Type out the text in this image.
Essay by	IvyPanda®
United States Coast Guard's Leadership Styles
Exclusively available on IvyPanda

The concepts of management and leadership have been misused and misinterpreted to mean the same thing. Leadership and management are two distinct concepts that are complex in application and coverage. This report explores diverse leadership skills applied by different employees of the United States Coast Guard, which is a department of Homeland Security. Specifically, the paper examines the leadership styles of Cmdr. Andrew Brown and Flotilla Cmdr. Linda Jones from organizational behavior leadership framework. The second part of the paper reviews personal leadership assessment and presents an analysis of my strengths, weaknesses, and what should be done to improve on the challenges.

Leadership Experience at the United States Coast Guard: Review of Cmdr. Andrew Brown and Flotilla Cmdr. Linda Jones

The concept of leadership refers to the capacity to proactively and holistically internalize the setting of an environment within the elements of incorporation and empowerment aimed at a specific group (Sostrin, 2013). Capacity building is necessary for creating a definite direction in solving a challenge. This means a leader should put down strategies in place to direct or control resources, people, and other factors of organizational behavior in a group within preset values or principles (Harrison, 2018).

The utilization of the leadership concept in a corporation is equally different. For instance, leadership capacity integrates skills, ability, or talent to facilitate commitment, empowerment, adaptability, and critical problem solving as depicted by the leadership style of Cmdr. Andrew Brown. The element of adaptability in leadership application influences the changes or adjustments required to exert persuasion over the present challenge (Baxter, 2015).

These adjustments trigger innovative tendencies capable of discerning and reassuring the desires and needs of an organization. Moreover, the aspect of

+ + + +

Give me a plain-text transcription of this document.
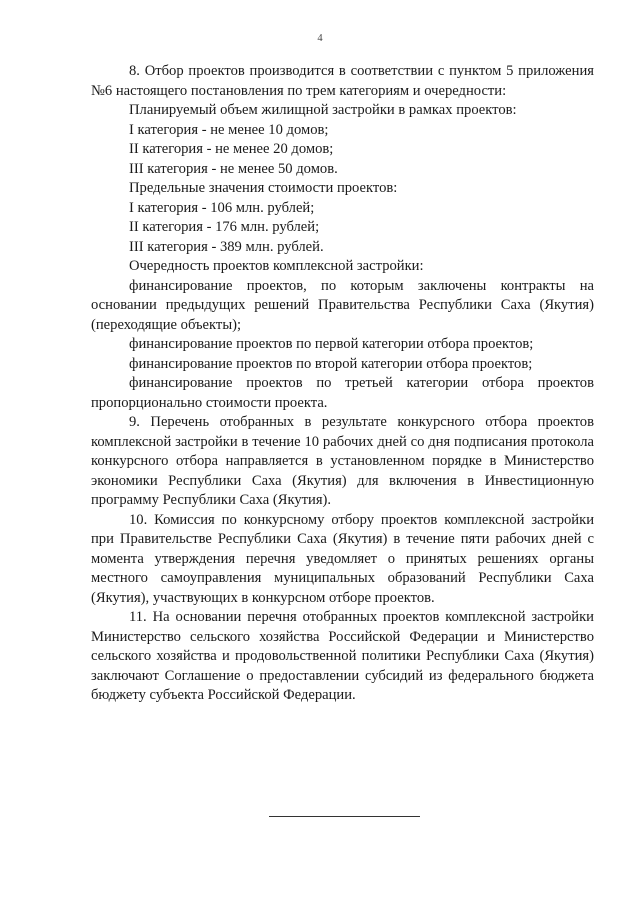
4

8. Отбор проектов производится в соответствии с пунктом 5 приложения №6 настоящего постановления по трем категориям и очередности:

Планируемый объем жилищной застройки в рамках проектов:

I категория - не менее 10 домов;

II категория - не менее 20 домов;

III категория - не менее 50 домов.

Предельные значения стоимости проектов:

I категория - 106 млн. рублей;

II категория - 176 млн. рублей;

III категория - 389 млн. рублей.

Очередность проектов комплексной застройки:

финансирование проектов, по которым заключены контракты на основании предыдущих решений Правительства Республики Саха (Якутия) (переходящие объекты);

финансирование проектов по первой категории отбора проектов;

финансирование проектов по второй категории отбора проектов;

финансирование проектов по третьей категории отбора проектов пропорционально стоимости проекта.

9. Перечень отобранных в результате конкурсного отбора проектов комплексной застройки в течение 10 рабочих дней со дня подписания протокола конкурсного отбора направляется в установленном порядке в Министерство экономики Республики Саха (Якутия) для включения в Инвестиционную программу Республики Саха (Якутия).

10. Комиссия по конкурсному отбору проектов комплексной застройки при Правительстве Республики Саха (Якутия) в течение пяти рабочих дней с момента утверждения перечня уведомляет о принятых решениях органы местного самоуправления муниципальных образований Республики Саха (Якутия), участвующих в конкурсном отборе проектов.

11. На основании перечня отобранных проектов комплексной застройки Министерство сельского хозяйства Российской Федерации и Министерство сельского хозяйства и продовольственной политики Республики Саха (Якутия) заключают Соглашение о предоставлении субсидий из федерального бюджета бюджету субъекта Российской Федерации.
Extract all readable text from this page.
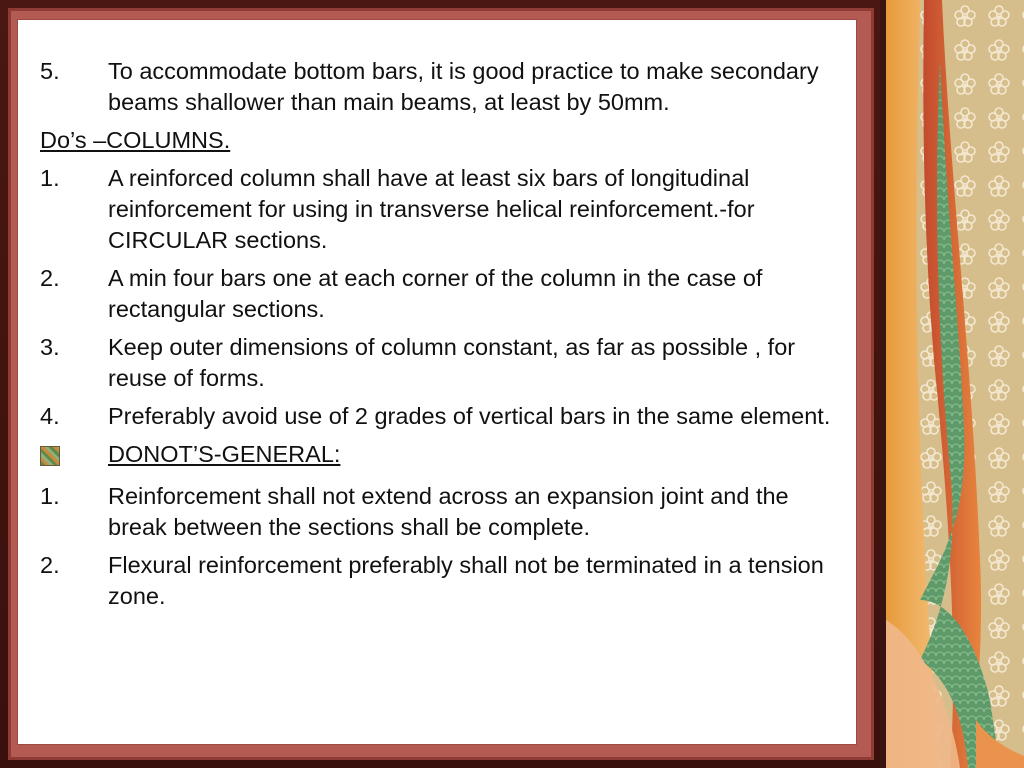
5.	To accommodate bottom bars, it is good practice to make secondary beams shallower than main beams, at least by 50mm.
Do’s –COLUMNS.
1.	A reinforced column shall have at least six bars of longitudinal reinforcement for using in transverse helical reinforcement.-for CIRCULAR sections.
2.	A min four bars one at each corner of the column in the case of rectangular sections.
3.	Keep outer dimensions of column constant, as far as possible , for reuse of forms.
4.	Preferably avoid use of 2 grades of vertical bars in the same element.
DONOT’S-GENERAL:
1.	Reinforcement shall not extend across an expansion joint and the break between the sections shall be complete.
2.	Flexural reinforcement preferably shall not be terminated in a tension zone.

+ + + +

_Work to be completed_.
Lines of the material that contain the word "отобранных" are to be gathered.

_Completed exercise_.
9. Перечень отобранных в результате конкурсного отбора проектов комплексной застройки в течение 10 рабочих дней со дня подписания протокола конкурсного отбора направляется в установленном порядке в Министерство экономики Республики Саха (Якутия) для включения в Инвестиционную программу Республики Саха (Якутия).
11. На основании перечня отобранных проектов комплексной застройки Министерство сельского хозяйства Российской Федерации и Министерство сельского хозяйства и продовольственной политики Республики Саха (Якутия) заключают Соглашение о предоставлении субсидий из федерального бюджета бюджету субъекта Российской Федерации.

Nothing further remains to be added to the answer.